**EXERCISE TASK**
Below are the records; collect from them each line containing the string "Giai".

[Dataset rows about figures]
###

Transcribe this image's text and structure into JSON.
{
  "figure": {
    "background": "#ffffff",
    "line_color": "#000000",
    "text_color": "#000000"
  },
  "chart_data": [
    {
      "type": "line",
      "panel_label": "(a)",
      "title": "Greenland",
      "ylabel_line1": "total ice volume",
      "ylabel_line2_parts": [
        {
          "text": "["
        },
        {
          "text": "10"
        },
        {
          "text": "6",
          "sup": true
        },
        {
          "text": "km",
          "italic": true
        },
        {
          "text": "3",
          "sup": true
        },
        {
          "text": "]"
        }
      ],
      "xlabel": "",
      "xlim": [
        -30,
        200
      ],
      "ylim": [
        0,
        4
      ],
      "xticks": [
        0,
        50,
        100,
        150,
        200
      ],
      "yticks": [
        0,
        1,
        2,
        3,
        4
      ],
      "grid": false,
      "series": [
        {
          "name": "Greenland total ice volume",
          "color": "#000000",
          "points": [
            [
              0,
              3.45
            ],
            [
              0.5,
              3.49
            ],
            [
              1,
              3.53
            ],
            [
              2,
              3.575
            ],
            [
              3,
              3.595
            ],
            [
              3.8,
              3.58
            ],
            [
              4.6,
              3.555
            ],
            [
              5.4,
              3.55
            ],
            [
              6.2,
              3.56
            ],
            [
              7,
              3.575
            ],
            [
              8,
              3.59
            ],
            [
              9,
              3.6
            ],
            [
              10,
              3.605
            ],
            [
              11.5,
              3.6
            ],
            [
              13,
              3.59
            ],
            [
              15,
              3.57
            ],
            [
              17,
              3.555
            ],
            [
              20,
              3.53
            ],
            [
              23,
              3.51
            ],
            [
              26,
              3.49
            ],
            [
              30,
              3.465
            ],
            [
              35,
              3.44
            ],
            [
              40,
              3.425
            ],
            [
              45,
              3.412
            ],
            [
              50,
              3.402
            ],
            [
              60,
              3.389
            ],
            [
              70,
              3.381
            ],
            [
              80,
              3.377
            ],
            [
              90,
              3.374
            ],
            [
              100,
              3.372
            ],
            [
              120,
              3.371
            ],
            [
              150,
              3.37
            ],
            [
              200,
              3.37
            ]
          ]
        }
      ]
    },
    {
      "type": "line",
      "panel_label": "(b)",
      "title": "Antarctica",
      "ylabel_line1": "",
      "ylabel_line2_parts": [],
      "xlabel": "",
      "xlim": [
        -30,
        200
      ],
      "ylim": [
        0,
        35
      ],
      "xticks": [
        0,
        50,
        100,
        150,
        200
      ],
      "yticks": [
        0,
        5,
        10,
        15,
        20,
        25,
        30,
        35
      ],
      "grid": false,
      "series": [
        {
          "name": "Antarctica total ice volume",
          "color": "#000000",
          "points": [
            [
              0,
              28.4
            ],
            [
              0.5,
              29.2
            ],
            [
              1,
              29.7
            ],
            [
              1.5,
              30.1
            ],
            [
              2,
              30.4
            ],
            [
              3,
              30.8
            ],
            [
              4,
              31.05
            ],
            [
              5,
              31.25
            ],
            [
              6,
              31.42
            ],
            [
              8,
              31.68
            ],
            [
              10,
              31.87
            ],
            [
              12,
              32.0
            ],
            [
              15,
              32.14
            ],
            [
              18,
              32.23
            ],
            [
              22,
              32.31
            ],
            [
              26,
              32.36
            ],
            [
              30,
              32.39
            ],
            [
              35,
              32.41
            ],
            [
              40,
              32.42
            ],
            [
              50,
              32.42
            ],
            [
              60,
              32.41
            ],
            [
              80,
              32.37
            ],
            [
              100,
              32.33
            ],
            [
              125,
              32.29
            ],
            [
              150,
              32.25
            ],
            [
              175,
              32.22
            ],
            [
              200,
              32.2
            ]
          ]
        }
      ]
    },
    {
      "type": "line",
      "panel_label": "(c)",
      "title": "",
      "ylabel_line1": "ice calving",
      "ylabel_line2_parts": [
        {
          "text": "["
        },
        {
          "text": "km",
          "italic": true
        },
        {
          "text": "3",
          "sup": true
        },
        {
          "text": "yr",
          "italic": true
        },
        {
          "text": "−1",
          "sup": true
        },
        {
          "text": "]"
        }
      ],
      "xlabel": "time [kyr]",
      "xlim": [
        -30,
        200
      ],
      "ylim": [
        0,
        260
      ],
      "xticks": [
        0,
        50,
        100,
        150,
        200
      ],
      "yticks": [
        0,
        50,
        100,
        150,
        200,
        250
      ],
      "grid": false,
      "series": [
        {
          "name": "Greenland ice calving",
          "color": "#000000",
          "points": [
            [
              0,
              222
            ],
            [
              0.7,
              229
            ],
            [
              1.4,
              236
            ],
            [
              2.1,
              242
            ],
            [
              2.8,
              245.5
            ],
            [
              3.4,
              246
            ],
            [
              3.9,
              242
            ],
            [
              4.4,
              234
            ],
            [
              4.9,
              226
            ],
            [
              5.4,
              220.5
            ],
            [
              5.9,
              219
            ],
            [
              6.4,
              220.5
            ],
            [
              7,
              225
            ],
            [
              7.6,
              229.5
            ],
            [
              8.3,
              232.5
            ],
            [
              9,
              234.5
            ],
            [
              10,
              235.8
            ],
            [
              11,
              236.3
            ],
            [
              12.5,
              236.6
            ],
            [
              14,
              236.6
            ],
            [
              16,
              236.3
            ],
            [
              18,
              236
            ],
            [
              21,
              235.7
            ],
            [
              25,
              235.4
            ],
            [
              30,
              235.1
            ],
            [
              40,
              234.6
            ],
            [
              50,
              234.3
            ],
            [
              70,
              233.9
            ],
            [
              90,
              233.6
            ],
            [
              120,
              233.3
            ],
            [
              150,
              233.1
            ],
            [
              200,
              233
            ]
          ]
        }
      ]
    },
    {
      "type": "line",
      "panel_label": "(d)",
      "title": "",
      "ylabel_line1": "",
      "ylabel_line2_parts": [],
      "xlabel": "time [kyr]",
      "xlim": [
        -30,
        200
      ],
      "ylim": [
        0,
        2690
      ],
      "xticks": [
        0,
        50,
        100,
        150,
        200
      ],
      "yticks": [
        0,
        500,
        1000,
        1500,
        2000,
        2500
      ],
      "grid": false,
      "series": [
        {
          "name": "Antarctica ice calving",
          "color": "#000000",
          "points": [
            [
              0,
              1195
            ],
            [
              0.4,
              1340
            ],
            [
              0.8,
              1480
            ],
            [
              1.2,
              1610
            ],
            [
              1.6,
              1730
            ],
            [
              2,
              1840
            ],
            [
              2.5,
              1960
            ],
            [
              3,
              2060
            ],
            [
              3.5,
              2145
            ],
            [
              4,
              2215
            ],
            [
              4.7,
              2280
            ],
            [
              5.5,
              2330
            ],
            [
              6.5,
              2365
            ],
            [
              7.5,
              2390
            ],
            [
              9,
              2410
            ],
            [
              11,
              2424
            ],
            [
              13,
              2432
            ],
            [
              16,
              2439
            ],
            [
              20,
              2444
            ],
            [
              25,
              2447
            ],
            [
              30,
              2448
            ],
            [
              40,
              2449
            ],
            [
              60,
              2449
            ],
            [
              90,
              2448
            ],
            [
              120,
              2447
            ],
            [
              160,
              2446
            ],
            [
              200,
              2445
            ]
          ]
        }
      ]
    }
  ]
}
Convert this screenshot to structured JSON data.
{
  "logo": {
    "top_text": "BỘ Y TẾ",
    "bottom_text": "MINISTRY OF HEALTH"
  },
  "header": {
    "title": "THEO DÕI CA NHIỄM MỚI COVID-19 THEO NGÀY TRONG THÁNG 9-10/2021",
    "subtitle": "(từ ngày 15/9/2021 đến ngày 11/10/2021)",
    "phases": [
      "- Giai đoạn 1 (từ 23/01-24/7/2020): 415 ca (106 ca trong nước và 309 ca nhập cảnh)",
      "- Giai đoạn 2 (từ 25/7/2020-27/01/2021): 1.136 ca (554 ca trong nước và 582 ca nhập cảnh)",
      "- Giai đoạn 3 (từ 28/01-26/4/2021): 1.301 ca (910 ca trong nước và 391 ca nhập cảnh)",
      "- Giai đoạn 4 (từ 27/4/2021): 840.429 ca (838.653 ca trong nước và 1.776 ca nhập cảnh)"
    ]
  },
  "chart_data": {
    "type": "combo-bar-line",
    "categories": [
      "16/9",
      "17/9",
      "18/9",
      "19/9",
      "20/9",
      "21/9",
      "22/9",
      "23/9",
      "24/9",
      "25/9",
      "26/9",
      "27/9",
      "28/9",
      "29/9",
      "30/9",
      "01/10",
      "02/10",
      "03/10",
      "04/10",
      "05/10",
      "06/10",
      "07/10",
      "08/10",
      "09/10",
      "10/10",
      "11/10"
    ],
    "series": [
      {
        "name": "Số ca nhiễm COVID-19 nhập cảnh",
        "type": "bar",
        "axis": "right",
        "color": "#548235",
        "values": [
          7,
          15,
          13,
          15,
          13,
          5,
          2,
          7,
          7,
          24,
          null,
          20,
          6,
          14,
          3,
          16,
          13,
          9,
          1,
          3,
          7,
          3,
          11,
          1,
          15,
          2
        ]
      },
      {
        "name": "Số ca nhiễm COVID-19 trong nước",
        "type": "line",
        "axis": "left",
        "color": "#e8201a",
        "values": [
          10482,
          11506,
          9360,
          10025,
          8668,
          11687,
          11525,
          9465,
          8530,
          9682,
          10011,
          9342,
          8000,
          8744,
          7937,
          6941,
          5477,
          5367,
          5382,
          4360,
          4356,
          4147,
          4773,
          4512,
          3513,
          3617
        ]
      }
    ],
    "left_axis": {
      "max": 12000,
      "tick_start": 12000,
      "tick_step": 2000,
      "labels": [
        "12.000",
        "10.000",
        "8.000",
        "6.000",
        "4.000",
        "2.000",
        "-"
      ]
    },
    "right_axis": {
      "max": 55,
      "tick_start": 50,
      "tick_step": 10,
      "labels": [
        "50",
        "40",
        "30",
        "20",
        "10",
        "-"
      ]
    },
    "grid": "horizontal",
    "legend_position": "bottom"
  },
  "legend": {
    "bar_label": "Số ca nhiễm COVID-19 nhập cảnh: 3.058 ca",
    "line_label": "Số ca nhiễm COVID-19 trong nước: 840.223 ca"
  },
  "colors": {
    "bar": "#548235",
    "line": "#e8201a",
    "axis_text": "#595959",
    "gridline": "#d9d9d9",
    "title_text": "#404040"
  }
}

###

**FINISHED EXERCISE**
      "- Giai đoạn 1 (từ 23/01-24/7/2020): 415 ca (106 ca trong nước và 309 ca nhập cảnh)",
      "- Giai đoạn 2 (từ 25/7/2020-27/01/2021): 1.136 ca (554 ca trong nước và 582 ca nhập cảnh)",
      "- Giai đoạn 3 (từ 28/01-26/4/2021): 1.301 ca (910 ca trong nước và 391 ca nhập cảnh)",
      "- Giai đoạn 4 (từ 27/4/2021): 840.429 ca (838.653 ca trong nước và 1.776 ca nhập cảnh)"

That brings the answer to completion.